(Work required)
Check each line of the listing for the word "cremação" and report how many lines contain it, giving nothing but the number.

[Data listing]
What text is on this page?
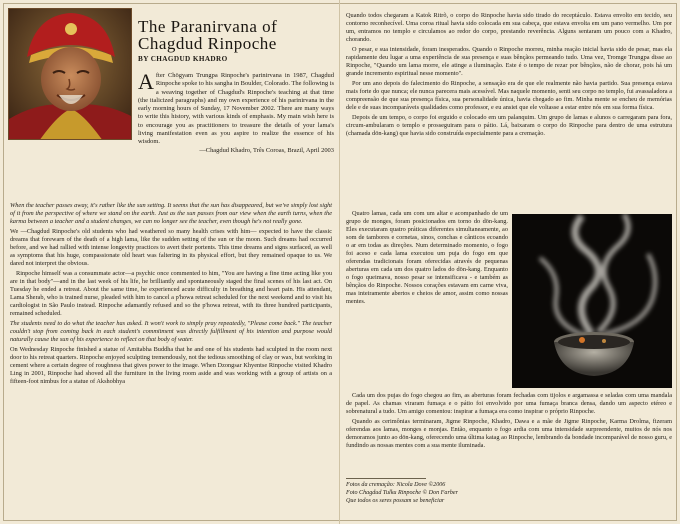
The Paranirvana of
Chagdud Rinpoche
BY CHAGDUD KHADRO
After Chögyam Trungpa Rinpoche's parinirvana in 1987, Chagdud Rinpoche spoke to his sangha in Boulder, Colorado. The following is a weaving together of Chagdud's Rinpoche's teaching at that time (the italicized paragraphs) and my own experience of his parinirvana in the early morning hours of Sunday, 17 November 2002. There are many ways to write this history, with various kinds of emphasis. My main wish here is to encourage you as practitioners to treasure the details of your lama's living manifestation even as you aspire to realize the essence of his wisdom.
—Chagdud Khadro, Três Coroas, Brazil, April 2003

When the teacher passes away, it's rather like the sun setting. It seems that the sun has disappeared, but we've simply lost sight of it from the perspective of where we stand on the earth. Just as the sun passes from our view when the earth turns, when the karma between a teacher and a student changes, we can no longer see the teacher, even though he's not really gone.

We —Chagdud Rinpoche's old students who had weathered so many health crises with him— expected to have the classic dreams that forewarn of the death of a high lama, like the sudden setting of the sun or the moon. Such dreams had occurred before, and we had rallied with intense longevity practices to avert their portents. This time dreams and signs surfaced, as well as symptoms that his huge, compassionate old heart was faltering in its physical effort, but they remained opaque to us. We dared not interpret the obvious.

Rinpoche himself was a consummate actor—a psychic once commented to him, "You are having a fine time acting like you are in that body"—and in the last week of his life, he brilliantly and spontaneously staged the final scenes of his last act. On Tuesday he ended a retreat. About the same time, he experienced acute difficulty in breathing and heart pain. His attendant, Lama Sherab, who is trained nurse, pleaded with him to cancel a p'howa retreat scheduled for the next weekend and to visit his cardiologist in São Paulo instead. Rinpoche adamantly refused and so the p'howa retreat, with its three hundred participants, remained scheduled.

The students need to do what the teacher has asked. It won't work to simply pray repeatedly, "Please come back." The teacher couldn't stop from coming back in each student's commitment was directly fulfillment of his intention and purpose would naturally cause the sun of his experience to reflect on that body of water.

On Wednesday Rinpoche finished a statue of Amitabha Buddha that he and one of his students had sculpted in the room next door to his retreat quarters. Rinpoche enjoyed sculpting tremendously, not the tedious smoothing of clay or wax, but working in cement where a certain degree of roughness that gives power to the image. When Dzongsar Khyentse Rinpoche visited Khadro Ling in 2001, Rinpoche had shoved all the furniture in the living room aside and was working with a group of artists on a fifteen-foot nimbus for a statue of Akshobhya

Quando todos chegaram a Katok Ritrõ, o corpo do Rinpoche havia sido tirado do receptáculo. Estava envolto em tecido, seu contorno reconhecível. Uma coroa ritual havia sido colocada em sua cabeça, que estava envolta em um pano vermelho. Um por um, entramos no templo e circulamos ao redor do corpo, prestando reverência. Alguns sentaram um pouco com a Khadro, chorando.

O pesar, e sua intensidade, foram inesperados. Quando o Rinpoche morreu, minha reação inicial havia sido de pesar, mas ela rapidamente deu lugar a uma experiência de sua presença e suas bênçãos permeando tudo. Uma vez, Tromge Trungpa disse ao Rinpoche, "Quando um lama morre, ele atinge a iluminação. Este é o tempo de rezar por bênçãos, não de chorar, pois há um grande incremento espiritual nesse momento".

Por um ano depois do falecimento do Rinpoche, a sensação era de que ele realmente não havia partido. Sua presença estava mais forte do que nunca; ele nunca parecera mais acessível. Mas naquele momento, senti seu corpo no templo, fui avassaladora a compreensão de que sua presença física, sua personalidade única, havia chegado ao fim. Minha mente se encheu de memórias dele e de suas incomparáveis qualidades como professor, e eu ansiei que ele voltasse a estar entre nós em sua forma física.

Depois de um tempo, o corpo foi erguido e colocado em um palanquim. Um grupo de lamas e alunos o carregaram para fora, circum-ambularam o templo e prosseguiram para o pátio. Lá, baixaram o corpo do Rinpoche para dentro de uma estrutura (chamada dön-kang) que havia sido construída especialmente para a cremação.

Quatro lamas, cada um com um altar e acompanhado de um grupo de monges, foram posicionados em torno do dön-kang. Eles executaram quatro práticas diferentes simultaneamente, ao som de tambores e cornetas, sinos, conchas e cânticos ecoando o ar em todas as direções. Num determinado momento, o fogo foi aceso e cada lama executou um puja do fogo em que oferendas tradicionais foram oferecidas através de pequenas aberturas em cada um dos quatro lados do dön-kang. Enquanto o fogo queimava, nosso pesar se intensificava - e também as bênçãos do Rinpoche. Nossos corações estavam em carne viva, mas inteiramente abertos e cheios de amor, assim como nossas mentes.

Cada um dos pujas do fogo chegou ao fim, as aberturas foram fechadas com tijolos e argamassa e seladas com uma mandala de papel. As chamas viraram fumaça e o pátio foi envolvido por uma fumaça branca densa, dando um aspecto etéreo e sobrenatural a tudo. Um amigo comentou: inspirar a fumaça era como inspirar o próprio Rinpoche.

Quando as cerimônias terminaram, Jigme Rinpoche, Khadro, Dawa e a mãe de Jigme Rinpoche, Karma Drolma, fizeram oferendas aos lamas, monges e monjas. Então, enquanto o fogo ardia com uma intensidade surpreendente, muitos de nós nos demoramos junto ao dön-kang, oferecendo uma última katag ao Rinpoche, lembrando da bondade incomparável de nosso guru, e fundindo as nossas mentes com a sua mente iluminada.

Fotos da cremação: Nicola Dove ©2006
Foto Chagdud Tulku Rinpoche © Don Farber
Que todos os seres possam se beneficiar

(Response to this task)
2